* _Что нужно сделать_
Продолжите отрывок о рассказах «Одна ночь» и «Русский», начав сразу после его последнего предложения.

* _Фрагмент документа_

____________

"Врата сокровищницы своей отворяю..." | страница 49



«Что же это? Как же это?» — только сейчас про­яснилось в его голове еще непонятная мысль-недоуме­ние. Возбужденный и измученный, он почему-то никак не мог сообразить или, может быть, не мог что-то вспомнить — разгоряченным нутром он только ощущал, что свершилась огромная, еще до конца не осо­знанная несправедливость, перед могучей силой кото­рой и он, и Фриц Хагеман были беспомощны. И ему было очень больно от того и хотелось завыть от обиды, которая охватила и душила его».

Такая ситуация, такие строки написаны были в 1961 году — необычные уже, забытые и вновь возвра­щенные в литературу строки.

«Одна ночь» — как бы воспоминание белорусской литературы о самой себе — о «Русском». Хотя Быков, когда писал, если и помнил кого-то, то скорее Толстого, Ремарка, Хемингуэя, но не Горецкого...

Однако белорусская литература уже имела этот рассказ — «Русский». Он уже был написан, а потом длительное время отсутствовал, выпал из литературы, из читательской памяти, однако, как порожняя ниша, ожидал какой-то замены.

Замена появилась — «Одна ночь». А затем и рас­сказ «Русский» встал на свое место, теперь они рядом стоят, существуют...

«— Я русский! Я русский! Русский, русский!..

С виду это в общем сильный мужчина. Среднего роста, хорошее телосложение, широкоплечий, и грудь у него нормальная. На лице никаких следов болезненности...

Странная история случилась с этим несчастливым человеком».

М. Горецкому не нужно было «писать рассказ», специальный, со сложным, старательно выверенным рисунком психологического поединка, с публицисти­ческими даже чрезмерностями — потерями,— как В. Быкову довелось.

____________

* _Данные для проверки_
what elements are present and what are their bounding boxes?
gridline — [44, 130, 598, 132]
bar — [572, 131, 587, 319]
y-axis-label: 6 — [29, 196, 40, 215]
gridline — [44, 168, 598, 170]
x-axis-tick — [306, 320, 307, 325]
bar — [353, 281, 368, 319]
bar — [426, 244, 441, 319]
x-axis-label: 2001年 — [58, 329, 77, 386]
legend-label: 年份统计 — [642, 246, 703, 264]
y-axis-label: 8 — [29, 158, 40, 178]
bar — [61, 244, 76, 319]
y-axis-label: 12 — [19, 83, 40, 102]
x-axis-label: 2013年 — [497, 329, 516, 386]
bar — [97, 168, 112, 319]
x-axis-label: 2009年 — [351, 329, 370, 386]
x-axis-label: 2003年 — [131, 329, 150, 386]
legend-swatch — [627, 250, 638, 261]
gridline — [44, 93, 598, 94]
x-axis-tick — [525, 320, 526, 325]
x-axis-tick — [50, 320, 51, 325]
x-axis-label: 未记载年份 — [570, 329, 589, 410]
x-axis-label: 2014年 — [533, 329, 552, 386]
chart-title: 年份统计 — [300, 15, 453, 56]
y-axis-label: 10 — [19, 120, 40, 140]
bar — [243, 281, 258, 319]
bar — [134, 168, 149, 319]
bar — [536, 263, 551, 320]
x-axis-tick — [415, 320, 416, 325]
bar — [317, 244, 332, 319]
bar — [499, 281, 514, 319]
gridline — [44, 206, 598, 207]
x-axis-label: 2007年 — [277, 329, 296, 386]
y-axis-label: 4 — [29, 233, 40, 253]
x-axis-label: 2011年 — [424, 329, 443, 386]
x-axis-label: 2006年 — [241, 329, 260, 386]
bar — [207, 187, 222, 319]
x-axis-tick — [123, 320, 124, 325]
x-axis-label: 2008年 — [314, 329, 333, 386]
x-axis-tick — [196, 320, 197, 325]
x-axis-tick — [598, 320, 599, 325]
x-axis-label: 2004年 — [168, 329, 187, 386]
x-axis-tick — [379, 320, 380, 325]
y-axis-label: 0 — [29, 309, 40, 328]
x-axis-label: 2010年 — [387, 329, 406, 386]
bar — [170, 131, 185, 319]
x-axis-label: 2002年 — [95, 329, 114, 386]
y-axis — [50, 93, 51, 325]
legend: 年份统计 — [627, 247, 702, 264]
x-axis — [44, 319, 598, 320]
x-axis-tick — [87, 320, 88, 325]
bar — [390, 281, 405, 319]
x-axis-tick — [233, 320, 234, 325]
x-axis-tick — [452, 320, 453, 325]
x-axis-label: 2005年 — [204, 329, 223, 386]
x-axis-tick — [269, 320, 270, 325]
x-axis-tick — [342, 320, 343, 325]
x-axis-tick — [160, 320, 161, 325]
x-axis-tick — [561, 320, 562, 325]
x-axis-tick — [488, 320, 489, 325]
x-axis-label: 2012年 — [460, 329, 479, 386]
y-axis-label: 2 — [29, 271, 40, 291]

____________

* _Письменный ответ_
Потому что и война иная, и «немец» не фашист, а действительно только жертва обстоятельств. Автор просто вспоминает, рассказывает — как о случае, ко­торый и объяснять особенно не надо, и «расшифровы­вать» не обязательно — все само за себя говорит [15]. Всему виной война и те, кому она нужна, а солдаты — и убийца и жертва — «несчастные люди», «темные люди».

«Русский был обычный земледелец из Могилевской губернии: сильный, но несколько медлительный, тол­ковый от природы, но темный, грубый».

Война, окопы, однако, все это уже буднишное для него, и темный тот могилевчанин потихоньку «мародерствует» — но по-крестьянски неумело и по мело­чам.

«Вечером, в наступающей темноте, шел он по изры­тым окопами полям, находил пустое поле, на котором росла картошка,— копался там своей маленькой пе­хотной лопаткой ради какого-то десятка неподобран­ных хозяином и свиньями картофелин. Хотя ему за это выговаривали, не оставлял своих блужданий по темному полю, и та вороватость сгубила его».